• **Work required**:
Check every line below for the word "text" and copy the ones that have it.

• **Given information**:

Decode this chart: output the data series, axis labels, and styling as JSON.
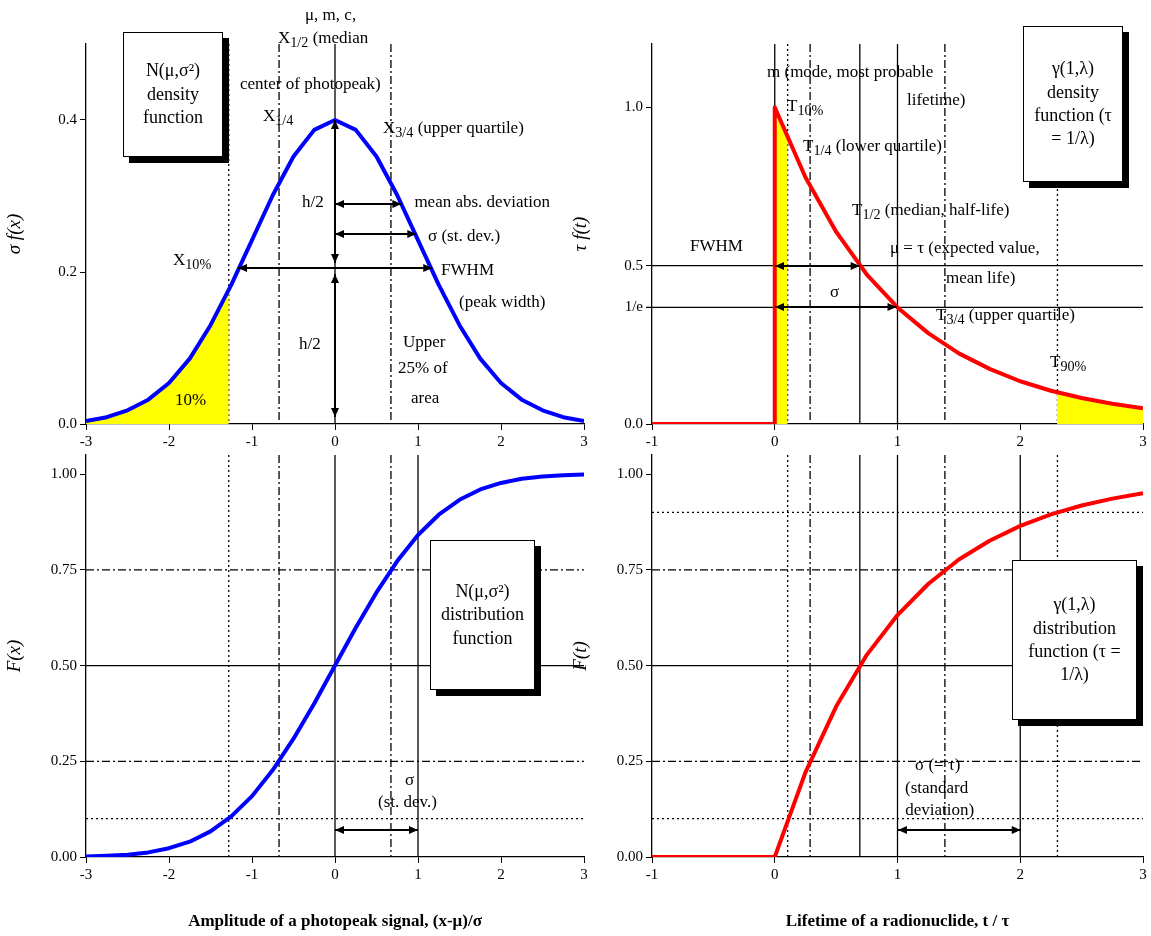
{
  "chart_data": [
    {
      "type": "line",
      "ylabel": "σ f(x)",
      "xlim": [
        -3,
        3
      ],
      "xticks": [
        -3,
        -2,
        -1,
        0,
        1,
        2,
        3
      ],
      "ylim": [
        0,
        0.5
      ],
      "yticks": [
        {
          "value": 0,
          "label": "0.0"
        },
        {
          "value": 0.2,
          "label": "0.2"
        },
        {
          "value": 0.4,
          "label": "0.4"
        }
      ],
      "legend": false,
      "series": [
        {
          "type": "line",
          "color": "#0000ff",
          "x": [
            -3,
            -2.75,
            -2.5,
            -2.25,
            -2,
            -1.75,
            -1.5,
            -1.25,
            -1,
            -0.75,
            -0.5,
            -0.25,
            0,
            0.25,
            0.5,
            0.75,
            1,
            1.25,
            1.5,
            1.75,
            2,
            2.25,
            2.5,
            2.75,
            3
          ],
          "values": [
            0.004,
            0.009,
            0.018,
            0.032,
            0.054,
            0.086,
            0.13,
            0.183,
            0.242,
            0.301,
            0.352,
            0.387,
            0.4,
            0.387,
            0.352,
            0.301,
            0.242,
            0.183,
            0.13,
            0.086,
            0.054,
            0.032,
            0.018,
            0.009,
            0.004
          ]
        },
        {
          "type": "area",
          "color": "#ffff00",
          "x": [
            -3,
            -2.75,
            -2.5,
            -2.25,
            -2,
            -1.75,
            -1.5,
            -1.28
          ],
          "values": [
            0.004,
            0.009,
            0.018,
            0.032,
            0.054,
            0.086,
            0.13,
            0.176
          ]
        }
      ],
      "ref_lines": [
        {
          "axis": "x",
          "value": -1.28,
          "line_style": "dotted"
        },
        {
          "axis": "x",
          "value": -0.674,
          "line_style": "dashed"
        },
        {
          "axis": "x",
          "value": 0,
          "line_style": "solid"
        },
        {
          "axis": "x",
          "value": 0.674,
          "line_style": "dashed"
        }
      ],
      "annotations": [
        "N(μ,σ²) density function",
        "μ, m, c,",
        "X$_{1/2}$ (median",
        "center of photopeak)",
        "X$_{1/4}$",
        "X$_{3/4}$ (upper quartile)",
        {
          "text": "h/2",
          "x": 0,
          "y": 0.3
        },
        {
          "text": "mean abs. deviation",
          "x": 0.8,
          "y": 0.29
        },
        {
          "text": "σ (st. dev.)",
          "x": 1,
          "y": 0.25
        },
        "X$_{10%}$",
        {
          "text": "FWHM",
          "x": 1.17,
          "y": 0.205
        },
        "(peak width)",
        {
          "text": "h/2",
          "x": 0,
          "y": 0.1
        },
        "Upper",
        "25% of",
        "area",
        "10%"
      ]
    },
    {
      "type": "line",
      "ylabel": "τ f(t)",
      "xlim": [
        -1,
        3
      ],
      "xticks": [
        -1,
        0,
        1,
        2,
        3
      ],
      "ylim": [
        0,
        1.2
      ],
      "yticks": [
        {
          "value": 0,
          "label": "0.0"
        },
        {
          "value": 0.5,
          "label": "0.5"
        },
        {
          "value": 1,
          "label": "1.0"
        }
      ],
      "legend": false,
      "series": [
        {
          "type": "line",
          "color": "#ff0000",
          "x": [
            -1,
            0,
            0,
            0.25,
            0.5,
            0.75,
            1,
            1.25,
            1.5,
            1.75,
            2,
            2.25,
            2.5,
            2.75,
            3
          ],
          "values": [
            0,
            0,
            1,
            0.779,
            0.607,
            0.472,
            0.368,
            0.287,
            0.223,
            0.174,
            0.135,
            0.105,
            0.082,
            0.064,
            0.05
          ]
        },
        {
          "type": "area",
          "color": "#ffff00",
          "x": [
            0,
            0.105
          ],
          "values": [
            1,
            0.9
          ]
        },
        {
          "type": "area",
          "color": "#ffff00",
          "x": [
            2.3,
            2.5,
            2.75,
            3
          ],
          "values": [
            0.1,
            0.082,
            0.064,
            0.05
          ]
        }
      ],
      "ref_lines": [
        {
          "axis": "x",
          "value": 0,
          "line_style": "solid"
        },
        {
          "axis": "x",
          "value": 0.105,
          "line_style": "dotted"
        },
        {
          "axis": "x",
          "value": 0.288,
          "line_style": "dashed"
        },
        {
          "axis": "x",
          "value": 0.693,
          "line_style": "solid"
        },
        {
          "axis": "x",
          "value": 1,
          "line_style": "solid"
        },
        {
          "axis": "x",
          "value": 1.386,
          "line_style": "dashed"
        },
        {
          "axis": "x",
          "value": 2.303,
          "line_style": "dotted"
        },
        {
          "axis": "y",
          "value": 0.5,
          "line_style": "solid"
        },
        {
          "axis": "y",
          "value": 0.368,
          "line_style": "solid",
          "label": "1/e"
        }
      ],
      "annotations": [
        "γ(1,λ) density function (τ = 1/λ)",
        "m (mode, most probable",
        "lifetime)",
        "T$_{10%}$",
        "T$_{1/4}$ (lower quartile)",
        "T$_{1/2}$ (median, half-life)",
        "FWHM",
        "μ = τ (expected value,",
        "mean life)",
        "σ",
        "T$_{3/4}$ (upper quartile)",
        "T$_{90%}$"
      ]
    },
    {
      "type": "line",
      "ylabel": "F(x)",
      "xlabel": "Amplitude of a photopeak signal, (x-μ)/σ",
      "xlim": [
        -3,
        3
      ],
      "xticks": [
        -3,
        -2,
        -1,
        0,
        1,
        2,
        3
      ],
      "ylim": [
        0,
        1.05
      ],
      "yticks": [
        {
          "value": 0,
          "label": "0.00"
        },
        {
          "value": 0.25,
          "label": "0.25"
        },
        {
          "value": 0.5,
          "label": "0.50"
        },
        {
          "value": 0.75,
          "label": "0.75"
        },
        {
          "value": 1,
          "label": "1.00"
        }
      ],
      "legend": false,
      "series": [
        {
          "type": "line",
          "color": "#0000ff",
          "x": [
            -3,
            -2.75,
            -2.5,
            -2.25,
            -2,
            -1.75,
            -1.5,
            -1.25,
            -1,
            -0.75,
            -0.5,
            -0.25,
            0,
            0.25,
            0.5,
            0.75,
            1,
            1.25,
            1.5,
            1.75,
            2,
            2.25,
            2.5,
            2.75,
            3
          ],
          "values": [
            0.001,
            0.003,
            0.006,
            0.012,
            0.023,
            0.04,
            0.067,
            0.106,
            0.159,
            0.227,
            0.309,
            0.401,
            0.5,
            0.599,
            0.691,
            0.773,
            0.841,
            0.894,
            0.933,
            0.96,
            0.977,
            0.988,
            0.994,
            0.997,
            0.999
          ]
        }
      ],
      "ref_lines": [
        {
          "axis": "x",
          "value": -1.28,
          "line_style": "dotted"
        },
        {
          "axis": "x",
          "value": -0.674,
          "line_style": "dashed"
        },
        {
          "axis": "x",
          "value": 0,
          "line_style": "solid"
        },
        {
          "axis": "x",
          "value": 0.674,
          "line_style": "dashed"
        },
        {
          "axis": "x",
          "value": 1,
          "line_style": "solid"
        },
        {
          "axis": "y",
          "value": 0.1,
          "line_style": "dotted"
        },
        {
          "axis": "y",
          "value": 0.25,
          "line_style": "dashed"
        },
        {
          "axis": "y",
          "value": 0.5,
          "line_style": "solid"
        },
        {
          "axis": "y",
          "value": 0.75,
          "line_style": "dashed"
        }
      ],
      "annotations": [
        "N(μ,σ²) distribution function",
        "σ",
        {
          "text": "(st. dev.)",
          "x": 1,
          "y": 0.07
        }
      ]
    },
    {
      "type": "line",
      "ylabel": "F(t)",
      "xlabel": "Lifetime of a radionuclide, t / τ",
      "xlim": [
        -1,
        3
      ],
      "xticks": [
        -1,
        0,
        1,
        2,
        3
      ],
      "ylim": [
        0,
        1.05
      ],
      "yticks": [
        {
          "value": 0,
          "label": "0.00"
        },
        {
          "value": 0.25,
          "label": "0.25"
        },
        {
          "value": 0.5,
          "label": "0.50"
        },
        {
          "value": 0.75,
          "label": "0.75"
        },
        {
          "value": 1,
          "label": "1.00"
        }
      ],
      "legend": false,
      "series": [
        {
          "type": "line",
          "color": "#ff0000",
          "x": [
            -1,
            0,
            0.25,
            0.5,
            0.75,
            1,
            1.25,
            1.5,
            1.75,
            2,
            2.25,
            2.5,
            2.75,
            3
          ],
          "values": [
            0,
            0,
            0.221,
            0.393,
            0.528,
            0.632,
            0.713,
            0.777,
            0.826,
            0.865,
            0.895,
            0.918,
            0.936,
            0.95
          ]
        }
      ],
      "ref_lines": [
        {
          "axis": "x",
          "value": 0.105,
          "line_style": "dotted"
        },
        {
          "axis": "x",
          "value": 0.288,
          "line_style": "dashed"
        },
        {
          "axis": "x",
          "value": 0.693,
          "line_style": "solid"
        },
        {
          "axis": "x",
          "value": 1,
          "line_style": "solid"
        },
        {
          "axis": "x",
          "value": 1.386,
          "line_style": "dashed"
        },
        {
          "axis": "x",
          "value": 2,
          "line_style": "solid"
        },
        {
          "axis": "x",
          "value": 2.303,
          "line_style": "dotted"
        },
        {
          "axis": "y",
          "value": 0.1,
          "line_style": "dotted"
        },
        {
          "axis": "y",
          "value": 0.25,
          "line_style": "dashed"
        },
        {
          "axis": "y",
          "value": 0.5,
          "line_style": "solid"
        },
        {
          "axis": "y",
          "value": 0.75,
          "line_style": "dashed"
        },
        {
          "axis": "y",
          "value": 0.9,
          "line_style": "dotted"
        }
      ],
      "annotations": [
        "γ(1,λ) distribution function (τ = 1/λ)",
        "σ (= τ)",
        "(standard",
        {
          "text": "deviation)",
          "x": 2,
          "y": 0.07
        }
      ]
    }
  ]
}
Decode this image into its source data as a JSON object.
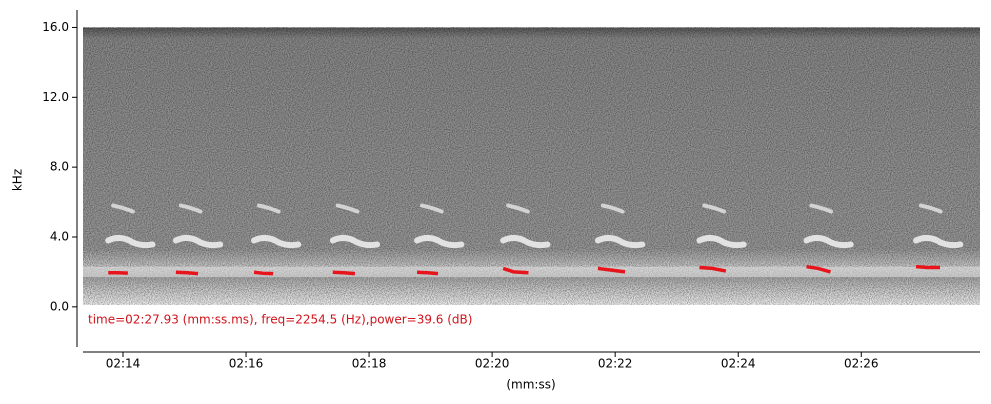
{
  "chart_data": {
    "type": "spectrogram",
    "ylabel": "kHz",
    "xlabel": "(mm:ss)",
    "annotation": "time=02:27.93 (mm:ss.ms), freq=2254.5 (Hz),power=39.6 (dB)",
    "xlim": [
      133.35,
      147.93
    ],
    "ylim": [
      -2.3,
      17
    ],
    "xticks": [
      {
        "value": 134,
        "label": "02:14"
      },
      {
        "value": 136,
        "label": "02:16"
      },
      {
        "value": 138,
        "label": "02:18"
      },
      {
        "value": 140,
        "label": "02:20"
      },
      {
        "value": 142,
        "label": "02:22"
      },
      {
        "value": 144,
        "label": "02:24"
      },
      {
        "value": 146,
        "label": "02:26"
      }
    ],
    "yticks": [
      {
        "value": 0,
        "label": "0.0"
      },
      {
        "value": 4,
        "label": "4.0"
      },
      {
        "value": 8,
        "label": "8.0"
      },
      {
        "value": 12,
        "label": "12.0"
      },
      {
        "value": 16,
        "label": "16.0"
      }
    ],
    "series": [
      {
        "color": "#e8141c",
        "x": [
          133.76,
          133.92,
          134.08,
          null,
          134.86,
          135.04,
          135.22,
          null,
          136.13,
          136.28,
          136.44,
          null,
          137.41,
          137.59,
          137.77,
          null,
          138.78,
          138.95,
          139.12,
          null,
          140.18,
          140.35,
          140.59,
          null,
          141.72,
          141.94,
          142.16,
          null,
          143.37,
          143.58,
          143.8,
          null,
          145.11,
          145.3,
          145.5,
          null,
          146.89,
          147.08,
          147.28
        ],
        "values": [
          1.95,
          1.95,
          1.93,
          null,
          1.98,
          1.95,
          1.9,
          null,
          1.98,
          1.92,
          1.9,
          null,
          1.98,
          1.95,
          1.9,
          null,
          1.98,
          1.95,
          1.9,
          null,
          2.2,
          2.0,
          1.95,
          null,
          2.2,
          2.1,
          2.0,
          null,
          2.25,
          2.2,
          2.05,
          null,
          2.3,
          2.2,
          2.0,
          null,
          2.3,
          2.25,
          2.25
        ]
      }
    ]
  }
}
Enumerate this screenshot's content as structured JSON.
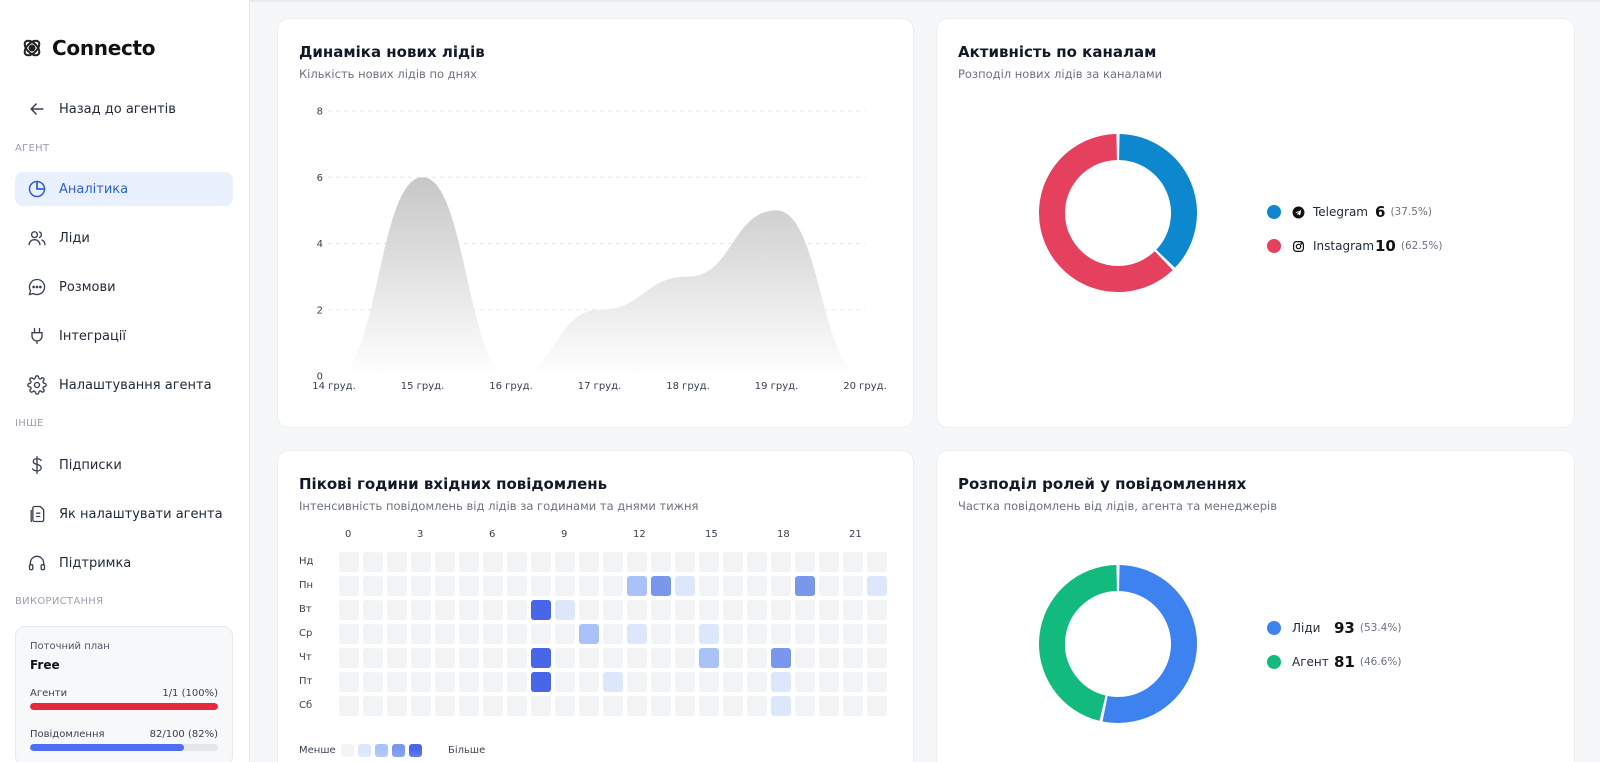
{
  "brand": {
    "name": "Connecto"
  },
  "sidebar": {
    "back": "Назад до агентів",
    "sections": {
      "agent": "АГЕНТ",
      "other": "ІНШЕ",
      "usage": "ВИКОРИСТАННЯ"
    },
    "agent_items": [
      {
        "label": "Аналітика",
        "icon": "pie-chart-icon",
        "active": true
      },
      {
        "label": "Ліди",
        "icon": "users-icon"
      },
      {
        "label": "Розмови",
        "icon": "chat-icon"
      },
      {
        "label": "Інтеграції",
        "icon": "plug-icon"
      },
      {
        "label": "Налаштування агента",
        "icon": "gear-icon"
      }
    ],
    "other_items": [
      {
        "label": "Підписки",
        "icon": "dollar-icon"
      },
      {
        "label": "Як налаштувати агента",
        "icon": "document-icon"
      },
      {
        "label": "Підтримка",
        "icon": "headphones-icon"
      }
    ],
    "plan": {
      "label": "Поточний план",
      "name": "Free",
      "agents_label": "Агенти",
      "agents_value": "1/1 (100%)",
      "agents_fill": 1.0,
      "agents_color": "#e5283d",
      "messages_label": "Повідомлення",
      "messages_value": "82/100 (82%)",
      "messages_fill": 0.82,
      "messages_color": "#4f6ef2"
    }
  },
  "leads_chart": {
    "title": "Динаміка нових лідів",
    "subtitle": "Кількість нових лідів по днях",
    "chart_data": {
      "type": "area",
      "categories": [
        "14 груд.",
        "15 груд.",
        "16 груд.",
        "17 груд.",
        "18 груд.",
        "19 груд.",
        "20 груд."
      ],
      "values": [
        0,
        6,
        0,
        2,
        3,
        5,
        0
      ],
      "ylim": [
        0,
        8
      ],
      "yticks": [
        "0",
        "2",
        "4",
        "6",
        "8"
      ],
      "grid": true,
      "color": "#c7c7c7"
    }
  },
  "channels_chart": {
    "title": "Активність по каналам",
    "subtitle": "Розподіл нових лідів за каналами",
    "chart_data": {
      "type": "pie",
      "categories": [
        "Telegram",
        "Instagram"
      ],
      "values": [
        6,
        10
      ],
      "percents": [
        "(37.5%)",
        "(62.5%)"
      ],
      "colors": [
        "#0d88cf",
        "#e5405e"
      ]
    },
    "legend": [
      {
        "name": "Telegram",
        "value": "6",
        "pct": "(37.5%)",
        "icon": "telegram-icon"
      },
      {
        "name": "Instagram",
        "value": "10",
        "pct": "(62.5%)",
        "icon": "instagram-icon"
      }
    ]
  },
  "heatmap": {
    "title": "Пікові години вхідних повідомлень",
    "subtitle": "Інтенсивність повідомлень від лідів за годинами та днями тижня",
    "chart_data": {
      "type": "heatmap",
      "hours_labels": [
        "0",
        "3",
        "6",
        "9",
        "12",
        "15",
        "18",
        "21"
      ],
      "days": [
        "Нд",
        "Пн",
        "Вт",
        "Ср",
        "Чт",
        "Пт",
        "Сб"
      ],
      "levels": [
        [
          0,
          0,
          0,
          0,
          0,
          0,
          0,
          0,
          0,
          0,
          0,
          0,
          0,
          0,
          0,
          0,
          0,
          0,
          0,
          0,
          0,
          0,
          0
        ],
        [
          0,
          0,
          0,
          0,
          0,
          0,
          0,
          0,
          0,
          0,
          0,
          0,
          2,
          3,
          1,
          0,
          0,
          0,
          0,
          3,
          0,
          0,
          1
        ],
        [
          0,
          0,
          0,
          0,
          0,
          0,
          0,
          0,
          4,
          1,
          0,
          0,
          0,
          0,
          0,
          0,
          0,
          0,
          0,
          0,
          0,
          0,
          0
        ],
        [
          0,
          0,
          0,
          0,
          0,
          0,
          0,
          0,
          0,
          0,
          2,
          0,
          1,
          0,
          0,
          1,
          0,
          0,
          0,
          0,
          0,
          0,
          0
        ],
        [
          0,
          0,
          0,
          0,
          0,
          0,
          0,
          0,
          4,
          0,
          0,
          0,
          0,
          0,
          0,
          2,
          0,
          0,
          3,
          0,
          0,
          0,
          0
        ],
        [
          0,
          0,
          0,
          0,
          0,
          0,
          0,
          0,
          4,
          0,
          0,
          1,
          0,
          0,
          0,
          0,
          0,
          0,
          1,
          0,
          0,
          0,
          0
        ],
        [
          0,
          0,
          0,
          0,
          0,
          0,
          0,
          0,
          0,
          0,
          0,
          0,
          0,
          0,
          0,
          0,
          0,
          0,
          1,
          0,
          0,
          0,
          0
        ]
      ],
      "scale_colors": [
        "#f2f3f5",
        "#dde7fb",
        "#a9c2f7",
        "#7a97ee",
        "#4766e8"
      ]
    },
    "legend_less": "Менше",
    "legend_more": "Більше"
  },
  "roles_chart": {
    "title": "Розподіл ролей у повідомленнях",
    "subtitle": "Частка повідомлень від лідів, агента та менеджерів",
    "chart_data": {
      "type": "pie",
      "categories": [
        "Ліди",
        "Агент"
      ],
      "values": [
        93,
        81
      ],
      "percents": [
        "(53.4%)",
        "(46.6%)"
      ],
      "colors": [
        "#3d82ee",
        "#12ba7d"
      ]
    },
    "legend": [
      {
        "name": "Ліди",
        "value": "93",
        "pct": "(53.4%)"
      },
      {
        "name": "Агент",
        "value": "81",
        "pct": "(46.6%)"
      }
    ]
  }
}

• **The solution**:
          "text": "h/2",
          "text": "mean abs. deviation",
          "text": "σ (st. dev.)",
          "text": "FWHM",
          "text": "h/2",
          "text": "(st. dev.)",
          "text": "deviation)",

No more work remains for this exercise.